### Reading passage
Natural Gas Substitution - Victoria
Update 1 & 2By Bruce Barbour - Update 1 - February 2022, Update 2 July 2022
See earlier page on this matter here.
The State Government recently provided an update to the people and organisations that made submissions to the consultation process on progress to date in developing the Gas Substitution Roadmap.
Originally slatted to be released in late 2021, by February 2022 they are still a fair way from releasing the final Roadmap. This is as anticipated.
As I said it still hasn't been finalised however from the briefing it appears as though they are not going for compulsory full electrification of domestic and commercial natural gas use. The impression that I got was that they are seriously considering substituting natural gas methane with either bio-methane or bio-gas* even though they acknowledged that electrification provides the homeowner/building owner with the cheapest means of heating their house or office - saving hundreds of dollars a year.
I asked a question about whether the bio-gas/bio-methane option would require the growing of dedicated crops for the purpose - potentially displacing food crops. They indicated that they thought that sufficient gas could be generated from human and agricultural waste products.
Bio-methane is not the optimal gas substitution. Perhaps they are concerned about being seen to be forcing people away from a gas product and the potential for discontent from people who just do not like change - even if the change saves them money. Perhaps they are concerned about the "Nightmare Scenario" discussed in the earlier post - though as public servants should they be concerned with the politics of the situation? - that is for politicians. (Perhaps their political masters have indicated that they won't support an electrification solution for the reasons outlined in the Nightmare Scenario.)

### Given instruction
Decide whether each statement agrees with the gas substitution post. For each, answer yes or no and quote the words from the post that decide it.
(a) The Gas Substitution Roadmap was first expected to be released in late 2021.
(b) The government indicated that dedicated crops would have to be grown to produce enough bio-gas.
(c) The government acknowledged that electrification gives owners the cheapest means of heating a house or office.

### Information supplied
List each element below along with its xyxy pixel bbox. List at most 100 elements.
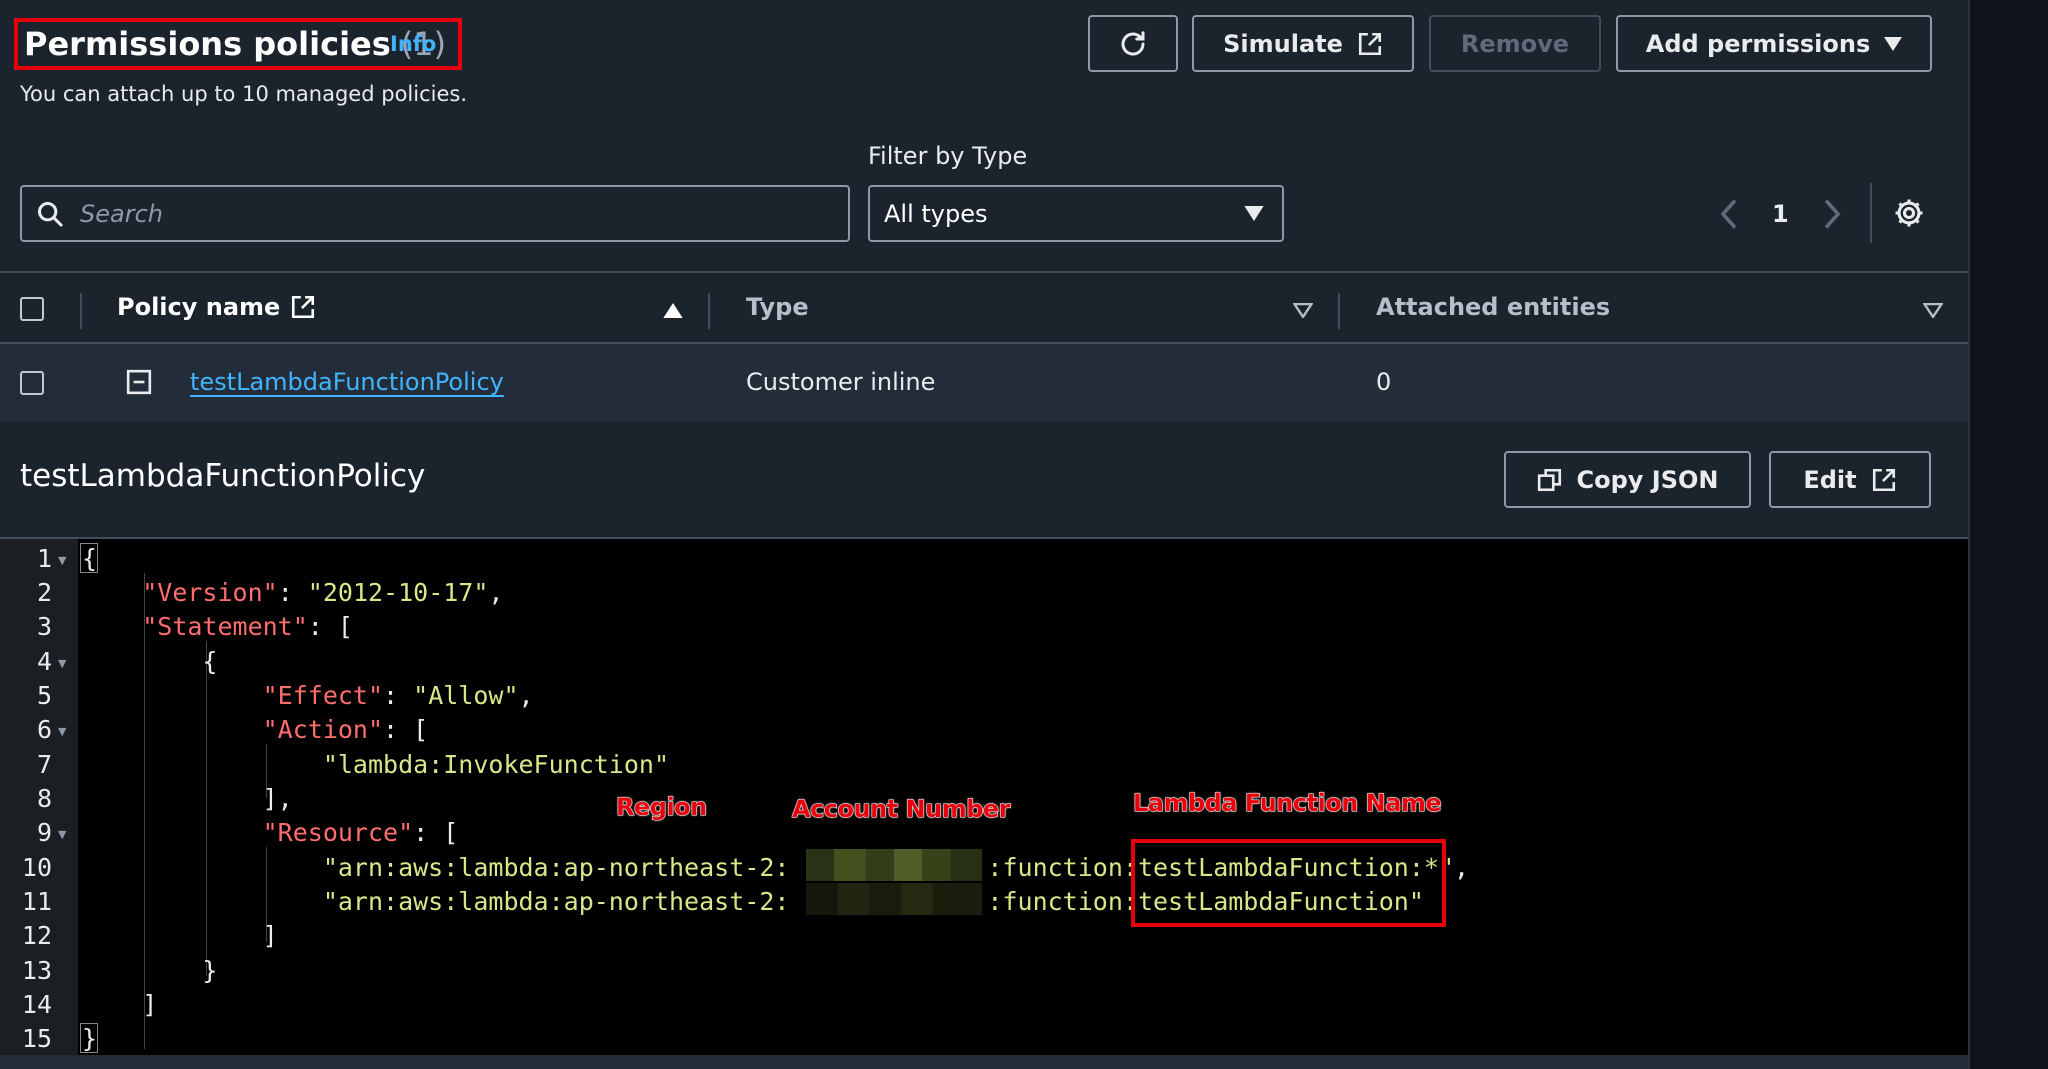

### The output
(a) Yes: "Originally slatted to be released in late 2021"
(b) No: "They indicated that they thought that sufficient gas could be generated from human and agricultural waste products."
(c) Yes: "they acknowledged that electrification provides the homeowner/building owner with the cheapest means of heating their house or office"